◆ Problem: Restate all of the data exactly.

◆ Record list:
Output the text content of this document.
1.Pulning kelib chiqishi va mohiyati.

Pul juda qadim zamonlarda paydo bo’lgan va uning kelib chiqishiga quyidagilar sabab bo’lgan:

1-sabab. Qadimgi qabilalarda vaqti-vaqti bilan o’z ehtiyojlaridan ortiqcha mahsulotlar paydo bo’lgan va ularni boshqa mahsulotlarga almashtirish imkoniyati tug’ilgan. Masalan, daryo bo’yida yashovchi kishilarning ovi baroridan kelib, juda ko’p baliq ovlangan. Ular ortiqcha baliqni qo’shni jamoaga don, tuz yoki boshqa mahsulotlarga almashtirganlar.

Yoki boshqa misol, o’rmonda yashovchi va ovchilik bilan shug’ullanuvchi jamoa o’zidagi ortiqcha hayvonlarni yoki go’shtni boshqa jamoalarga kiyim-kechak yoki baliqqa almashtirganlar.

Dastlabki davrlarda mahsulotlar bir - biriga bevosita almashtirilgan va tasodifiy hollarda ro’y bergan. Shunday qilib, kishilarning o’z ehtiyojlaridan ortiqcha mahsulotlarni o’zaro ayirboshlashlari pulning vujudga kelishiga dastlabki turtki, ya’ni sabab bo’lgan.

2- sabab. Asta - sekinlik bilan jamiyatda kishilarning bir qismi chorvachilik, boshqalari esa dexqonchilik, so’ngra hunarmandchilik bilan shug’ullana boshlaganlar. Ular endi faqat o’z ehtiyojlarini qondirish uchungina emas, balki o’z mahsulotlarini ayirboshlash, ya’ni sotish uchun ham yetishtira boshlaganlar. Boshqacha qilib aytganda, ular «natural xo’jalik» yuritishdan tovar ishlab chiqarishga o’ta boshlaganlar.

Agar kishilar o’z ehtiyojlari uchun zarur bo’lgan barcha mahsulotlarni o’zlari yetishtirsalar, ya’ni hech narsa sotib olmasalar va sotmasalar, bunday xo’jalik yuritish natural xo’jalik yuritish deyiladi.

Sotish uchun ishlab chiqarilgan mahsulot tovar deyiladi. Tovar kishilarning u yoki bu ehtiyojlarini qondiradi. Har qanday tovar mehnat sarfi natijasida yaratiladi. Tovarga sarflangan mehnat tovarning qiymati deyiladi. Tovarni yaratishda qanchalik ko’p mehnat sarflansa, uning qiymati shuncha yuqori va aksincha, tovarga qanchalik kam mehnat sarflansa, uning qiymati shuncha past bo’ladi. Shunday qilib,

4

◆ Finished answer:
Output the text content of this document.
1.Pulning kelib chiqishi va mohiyati.

Pul juda qadim zamonlarda paydo bo’lgan va uning kelib chiqishiga quyidagilar sabab bo’lgan:

1-sabab. Qadimgi qabilalarda vaqti-vaqti bilan o’z ehtiyojlaridan ortiqcha mahsulotlar paydo bo’lgan va ularni boshqa mahsulotlarga almashtirish imkoniyati tug’ilgan. Masalan, daryo bo’yida yashovchi kishilarning ovi baroridan kelib, juda ko’p baliq ovlangan. Ular ortiqcha baliqni qo’shni jamoaga don, tuz yoki boshqa mahsulotlarga almashtirganlar.

Yoki boshqa misol, o’rmonda yashovchi va ovchilik bilan shug’ullanuvchi jamoa o’zidagi ortiqcha hayvonlarni yoki go’shtni boshqa jamoalarga kiyim-kechak yoki baliqqa almashtirganlar.

Dastlabki davrlarda mahsulotlar bir - biriga bevosita almashtirilgan va tasodifiy hollarda ro’y bergan. Shunday qilib, kishilarning o’z ehtiyojlaridan ortiqcha mahsulotlarni o’zaro ayirboshlashlari pulning vujudga kelishiga dastlabki turtki, ya’ni sabab bo’lgan.

2- sabab. Asta - sekinlik bilan jamiyatda kishilarning bir qismi chorvachilik, boshqalari esa dexqonchilik, so’ngra hunarmandchilik bilan shug’ullana boshlaganlar. Ular endi faqat o’z ehtiyojlarini qondirish uchungina emas, balki o’z mahsulotlarini ayirboshlash, ya’ni sotish uchun ham yetishtira boshlaganlar. Boshqacha qilib aytganda, ular «natural xo’jalik» yuritishdan tovar ishlab chiqarishga o’ta boshlaganlar.

Agar kishilar o’z ehtiyojlari uchun zarur bo’lgan barcha mahsulotlarni o’zlari yetishtirsalar, ya’ni hech narsa sotib olmasalar va sotmasalar, bunday xo’jalik yuritish natural xo’jalik yuritish deyiladi.

Sotish uchun ishlab chiqarilgan mahsulot tovar deyiladi. Tovar kishilarning u yoki bu ehtiyojlarini qondiradi. Har qanday tovar mehnat sarfi natijasida yaratiladi. Tovarga sarflangan mehnat tovarning qiymati deyiladi. Tovarni yaratishda qanchalik ko’p mehnat sarflansa, uning qiymati shuncha yuqori va aksincha, tovarga qanchalik kam mehnat sarflansa, uning qiymati shuncha past bo’ladi. Shunday qilib,

4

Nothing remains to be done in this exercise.